Instructions to follow
Go through the listing and return every line with "notes" in it.
## begin
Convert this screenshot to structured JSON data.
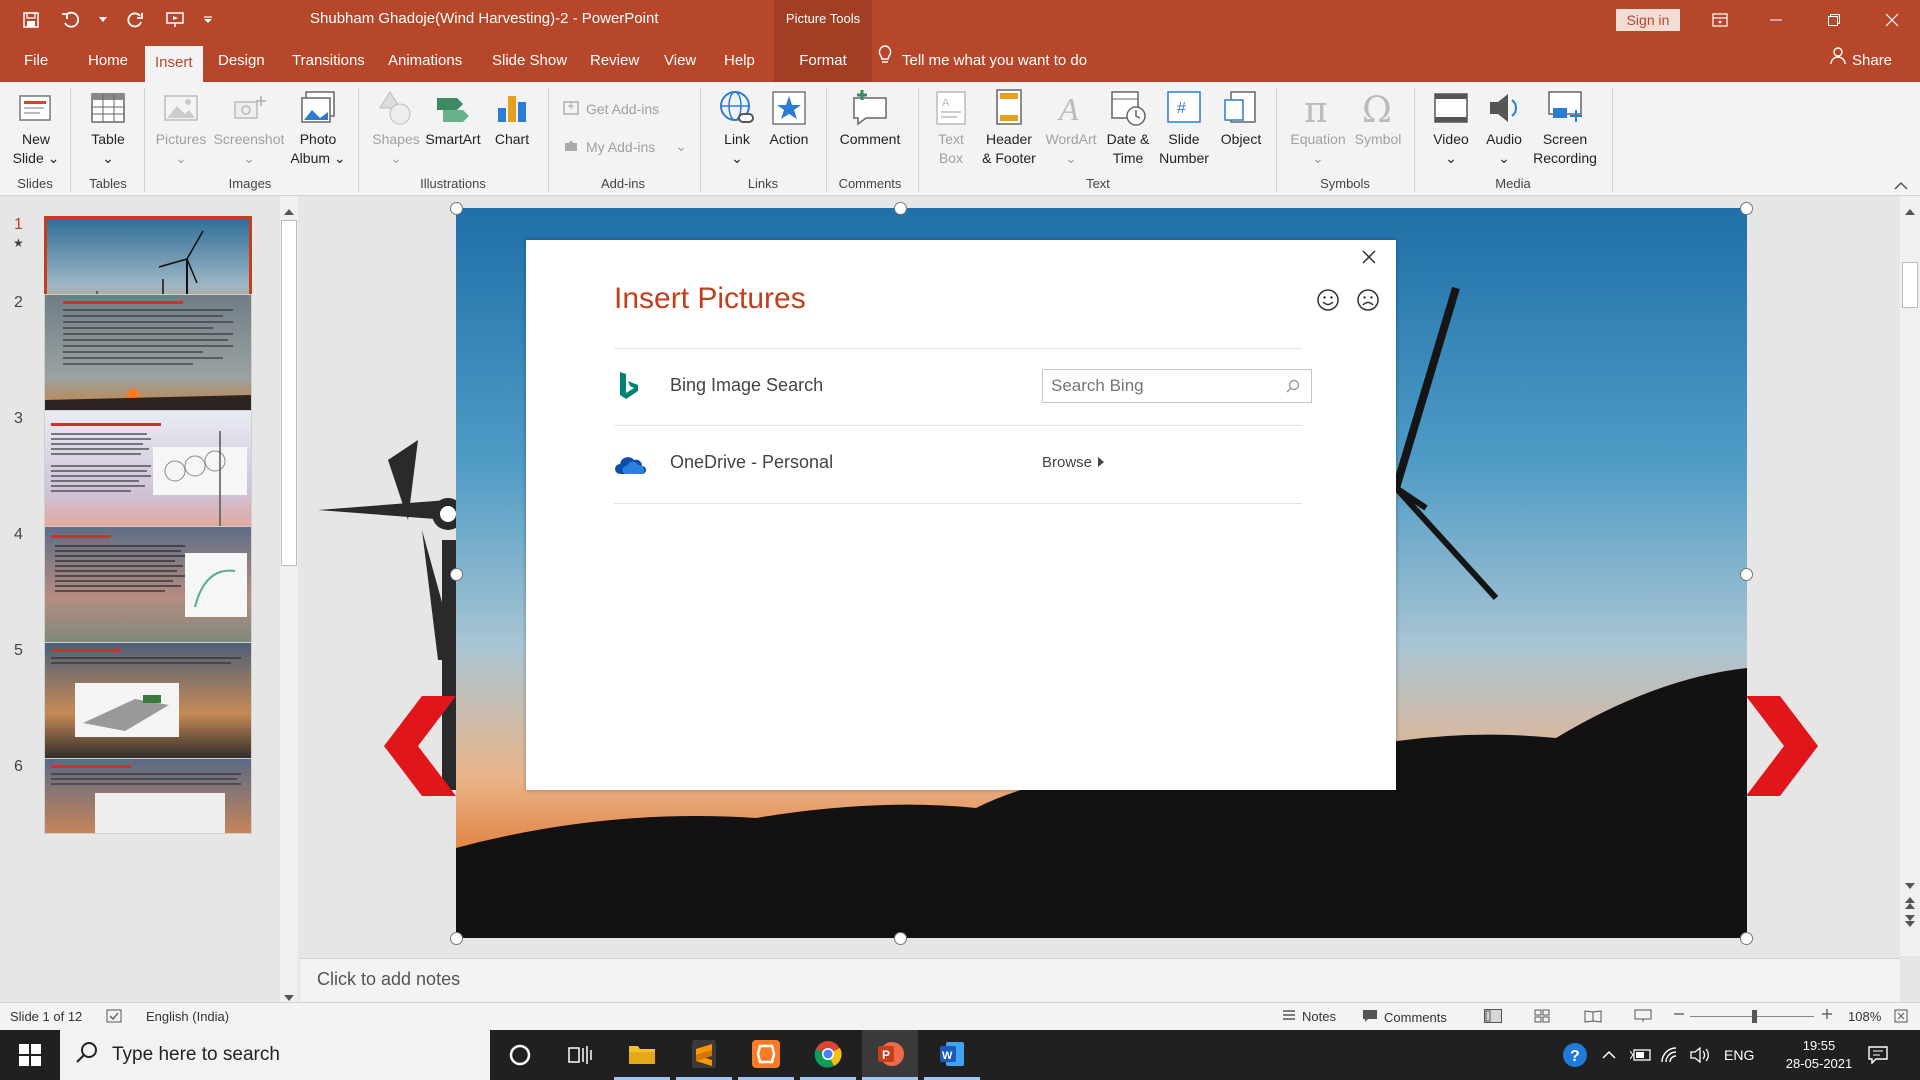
{
  "window": {
    "title": "Shubham Ghadoje(Wind Harvesting)-2  -  PowerPoint",
    "context_header": "Picture Tools",
    "sign_in": "Sign in"
  },
  "tabs": [
    "File",
    "Home",
    "Insert",
    "Design",
    "Transitions",
    "Animations",
    "Slide Show",
    "Review",
    "View",
    "Help",
    "Format"
  ],
  "active_tab": "Insert",
  "tell_me": "Tell me what you want to do",
  "share": "Share",
  "ribbon": {
    "new_slide": [
      "New",
      "Slide"
    ],
    "table": "Table",
    "pictures": "Pictures",
    "screenshot": "Screenshot",
    "photo_album": [
      "Photo",
      "Album"
    ],
    "shapes": "Shapes",
    "smartart": "SmartArt",
    "chart": "Chart",
    "get_addins": "Get Add-ins",
    "my_addins": "My Add-ins",
    "link": "Link",
    "action": "Action",
    "comment": "Comment",
    "text_box": [
      "Text",
      "Box"
    ],
    "header_footer": [
      "Header",
      "& Footer"
    ],
    "wordart": "WordArt",
    "date_time": [
      "Date &",
      "Time"
    ],
    "slide_number": [
      "Slide",
      "Number"
    ],
    "object": "Object",
    "equation": "Equation",
    "symbol": "Symbol",
    "video": "Video",
    "audio": "Audio",
    "screen_recording": [
      "Screen",
      "Recording"
    ],
    "groups": [
      "Slides",
      "Tables",
      "Images",
      "Illustrations",
      "Add-ins",
      "Links",
      "Comments",
      "Text",
      "Symbols",
      "Media"
    ]
  },
  "slides": [
    {
      "num": "1",
      "star": "★"
    },
    {
      "num": "2"
    },
    {
      "num": "3"
    },
    {
      "num": "4"
    },
    {
      "num": "5"
    },
    {
      "num": "6"
    }
  ],
  "dialog": {
    "title": "Insert Pictures",
    "bing_label": "Bing Image Search",
    "search_placeholder": "Search Bing",
    "onedrive_label": "OneDrive - Personal",
    "browse": "Browse"
  },
  "notes_placeholder": "Click to add notes",
  "status": {
    "slide_of": "Slide 1 of 12",
    "language": "English (India)",
    "notes": "Notes",
    "comments": "Comments",
    "zoom": "108%"
  },
  "taskbar": {
    "search_placeholder": "Type here to search",
    "lang": "ENG",
    "time": "19:55",
    "date": "28-05-2021"
  },
  "colors": {
    "accent": "#b7472a",
    "dialog_title": "#c43e1c",
    "arrow_red": "#e0161b"
  }
}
## end
Task result
  "notes_placeholder": "Click to add notes",
    "notes": "Notes",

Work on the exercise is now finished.